Task details » Search the material below for the word "工业和信息化部". Copy every line that has it.

Entries provided »
============
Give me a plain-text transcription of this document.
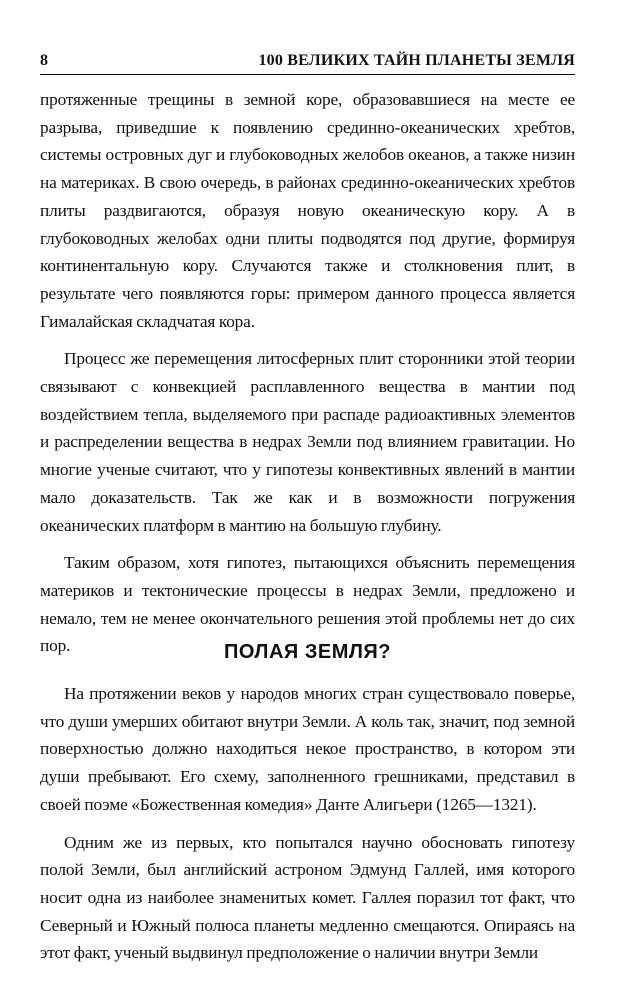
8	100 ВЕЛИКИХ ТАЙН ПЛАНЕТЫ ЗЕМЛЯ

протяженные трещины в земной коре, образовавшиеся на месте ее разрыва, приведшие к появлению срединно-океанических хребтов, системы островных дуг и глубоководных желобов океанов, а также низин на материках. В свою очередь, в районах срединно-океанических хребтов плиты раздвигаются, образуя новую океаническую кору. А в глубоководных желобах одни плиты подводятся под другие, формируя континентальную кору. Случаются также и столкновения плит, в результате чего появляются горы: примером данного процесса является Гималайская складчатая кора.

Процесс же перемещения литосферных плит сторонники этой теории связывают с конвекцией расплавленного вещества в мантии под воздействием тепла, выделяемого при распаде радиоактивных элементов и распределении вещества в недрах Земли под влиянием гравитации. Но многие ученые считают, что у гипотезы конвективных явлений в мантии мало доказательств. Так же как и в возможности погружения океанических платформ в мантию на большую глубину.

Таким образом, хотя гипотез, пытающихся объяснить перемещения материков и тектонические процессы в недрах Земли, предложено и немало, тем не менее окончательного решения этой проблемы нет до сих пор.	ПОЛАЯ ЗЕМЛЯ?

На протяжении веков у народов многих стран существовало поверье, что души умерших обитают внутри Земли. А коль так, значит, под земной поверхностью должно находиться некое пространство, в котором эти души пребывают. Его схему, заполненного грешниками, представил в своей поэме «Божественная комедия» Данте Алигьери (1265—1321).

Одним же из первых, кто попытался научно обосновать гипотезу полой Земли, был английский астроном Эдмунд Галлей, имя которого носит одна из наиболее знаменитых комет. Галлея поразил тот факт, что Северный и Южный полюса планеты медленно смещаются. Опираясь на этот факт, ученый выдвинул предположение о наличии внутри Земли
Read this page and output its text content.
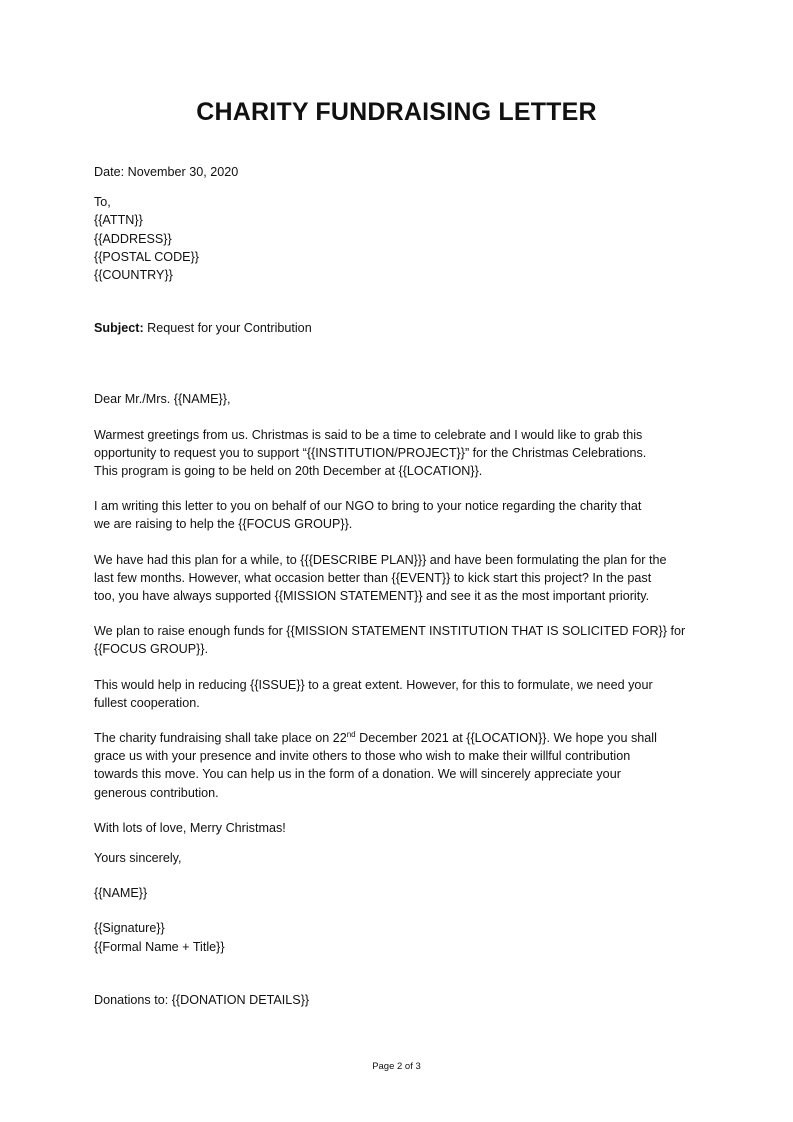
CHARITY FUNDRAISING LETTER

Date: November 30, 2020

To,
{{ATTN}}
{{ADDRESS}}
{{POSTAL CODE}}
{{COUNTRY}}

Subject: Request for your Contribution

Dear Mr./Mrs. {{NAME}},

Warmest greetings from us. Christmas is said to be a time to celebrate and I would like to grab this
opportunity to request you to support “{{INSTITUTION/PROJECT}}” for the Christmas Celebrations.
This program is going to be held on 20th December at {{LOCATION}}.

I am writing this letter to you on behalf of our NGO to bring to your notice regarding the charity that
we are raising to help the {{FOCUS GROUP}}.

We have had this plan for a while, to {{{DESCRIBE PLAN}}} and have been formulating the plan for the
last few months. However, what occasion better than {{EVENT}} to kick start this project? In the past
too, you have always supported {{MISSION STATEMENT}} and see it as the most important priority.

We plan to raise enough funds for {{MISSION STATEMENT INSTITUTION THAT IS SOLICITED FOR}} for
{{FOCUS GROUP}}.

This would help in reducing {{ISSUE}} to a great extent. However, for this to formulate, we need your
fullest cooperation.

The charity fundraising shall take place on 22nd December 2021 at {{LOCATION}}. We hope you shall
grace us with your presence and invite others to those who wish to make their willful contribution
towards this move. You can help us in the form of a donation. We will sincerely appreciate your
generous contribution.

With lots of love, Merry Christmas!

Yours sincerely,

{{NAME}}

{{Signature}}
{{Formal Name + Title}}

Donations to: {{DONATION DETAILS}}

Page 2 of 3
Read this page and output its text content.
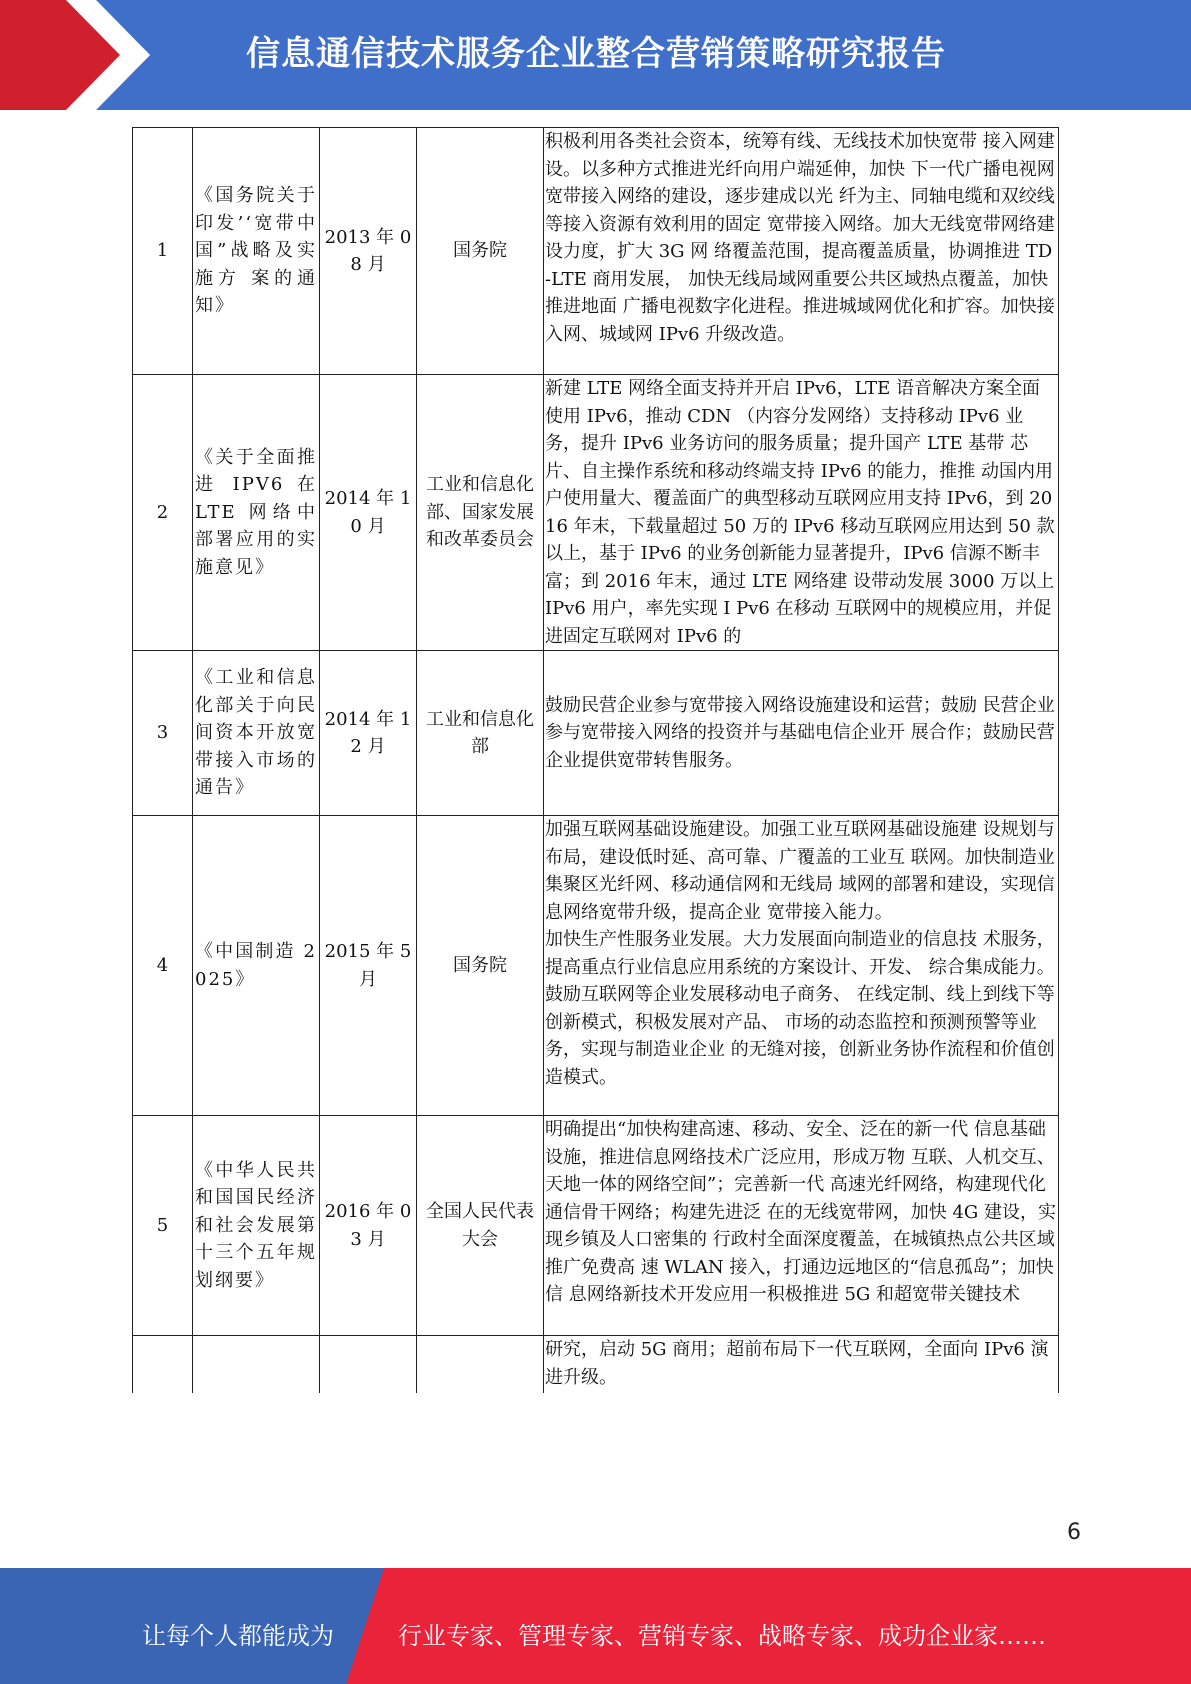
信息通信技术服务企业整合营销策略研究报告
1	《国务院关于印发’‘宽带中国”战略及实施方 案的通知》	2013 年 08 月	国务院	积极利用各类社会资本，统筹有线、无线技术加快宽带 接入网建设。以多种方式推进光纤向用户端延伸，加快 下一代广播电视网宽带接入网络的建设，逐步建成以光 纤为主、同轴电缆和双绞线等接入资源有效利用的固定 宽带接入网络。加大无线宽带网络建设力度，扩大 3G 网 络覆盖范围，提高覆盖质量，协调推进 TD-LTE 商用发展， 加快无线局域网重要公共区域热点覆盖，加快推进地面 广播电视数字化进程。推进城域网优化和扩容。加快接 入网、城域网 IPv6 升级改造。
2	《关于全面推进 IPV6 在 LTE 网络中部署应用的实施意见》	2014 年 10 月	工业和信息化部、国家发展和改革委员会	新建 LTE 网络全面支持并开启 IPv6，LTE 语音解决方案全面使用 IPv6，推动 CDN （内容分发网络）支持移动 IPv6 业务，提升 IPv6 业务访问的服务质量；提升国产 LTE 基带 芯片、自主操作系统和移动终端支持 IPv6 的能力，推推 动国内用户使用量大、覆盖面广的典型移动互联网应用支持 IPv6，到 2016 年末，下载量超过 50 万的 IPv6 移动互联网应用达到 50 款以上，基于 IPv6 的业务创新能力显著提升，IPv6 信源不断丰富；到 2016 年末，通过 LTE 网络建 设带动发展 3000 万以上 IPv6 用户，率先实现 I Pv6 在移动 互联网中的规模应用，并促进固定互联网对 IPv6 的
3	《工业和信息化部关于向民间资本开放宽带接入市场的 通告》	2014 年 12 月	工业和信息化部	鼓励民营企业参与宽带接入网络设施建设和运营；鼓励 民营企业参与宽带接入网络的投资并与基础电信企业开 展合作；鼓励民营企业提供宽带转售服务。
4	《中国制造 2025》	2015 年 5 月	国务院	加强互联网基础设施建设。加强工业互联网基础设施建 设规划与布局，建设低时延、高可靠、广覆盖的工业互 联网。加快制造业集聚区光纤网、移动通信网和无线局 域网的部署和建设，实现信息网络宽带升级，提高企业 宽带接入能力。
加快生产性服务业发展。大力发展面向制造业的信息技 术服务，提高重点行业信息应用系统的方案设计、开发、 综合集成能力。鼓励互联网等企业发展移动电子商务、 在线定制、线上到线下等创新模式，积极发展对产品、 市场的动态监控和预测预警等业务，实现与制造业企业 的无缝对接，创新业务协作流程和价值创造模式。
5	《中华人民共和国国民经济和社会发展第十三个五年规划纲要》	2016 年 03 月	全国人民代表大会	明确提出“加快构建高速、移动、安全、泛在的新一代 信息基础设施，推进信息网络技术广泛应用，形成万物 互联、人机交互、天地一体的网络空间”；完善新一代 高速光纤网络，构建现代化通信骨干网络；构建先进泛 在的无线宽带网，加快 4G 建设，实现乡镇及人口密集的 行政村全面深度覆盖，在城镇热点公共区域推广免费高 速 WLAN 接入，打通边远地区的“信息孤岛”；加快信 息网络新技术开发应用一积极推进 5G 和超宽带关键技术
				研究，启动 5G 商用；超前布局下一代互联网，全面向 IPv6 演进升级。
6
让每个人都能成为	行业专家、管理专家、营销专家、战略专家、成功企业家……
============
Task response »
2	《关于全面推进 IPV6 在 LTE 网络中部署应用的实施意见》	2014 年 10 月	工业和信息化部、国家发展和改革委员会	新建 LTE 网络全面支持并开启 IPv6，LTE 语音解决方案全面使用 IPv6，推动 CDN （内容分发网络）支持移动 IPv6 业务，提升 IPv6 业务访问的服务质量；提升国产 LTE 基带 芯片、自主操作系统和移动终端支持 IPv6 的能力，推推 动国内用户使用量大、覆盖面广的典型移动互联网应用支持 IPv6，到 2016 年末，下载量超过 50 万的 IPv6 移动互联网应用达到 50 款以上，基于 IPv6 的业务创新能力显著提升，IPv6 信源不断丰富；到 2016 年末，通过 LTE 网络建 设带动发展 3000 万以上 IPv6 用户，率先实现 I Pv6 在移动 互联网中的规模应用，并促进固定互联网对 IPv6 的
3	《工业和信息化部关于向民间资本开放宽带接入市场的 通告》	2014 年 12 月	工业和信息化部	鼓励民营企业参与宽带接入网络设施建设和运营；鼓励 民营企业参与宽带接入网络的投资并与基础电信企业开 展合作；鼓励民营企业提供宽带转售服务。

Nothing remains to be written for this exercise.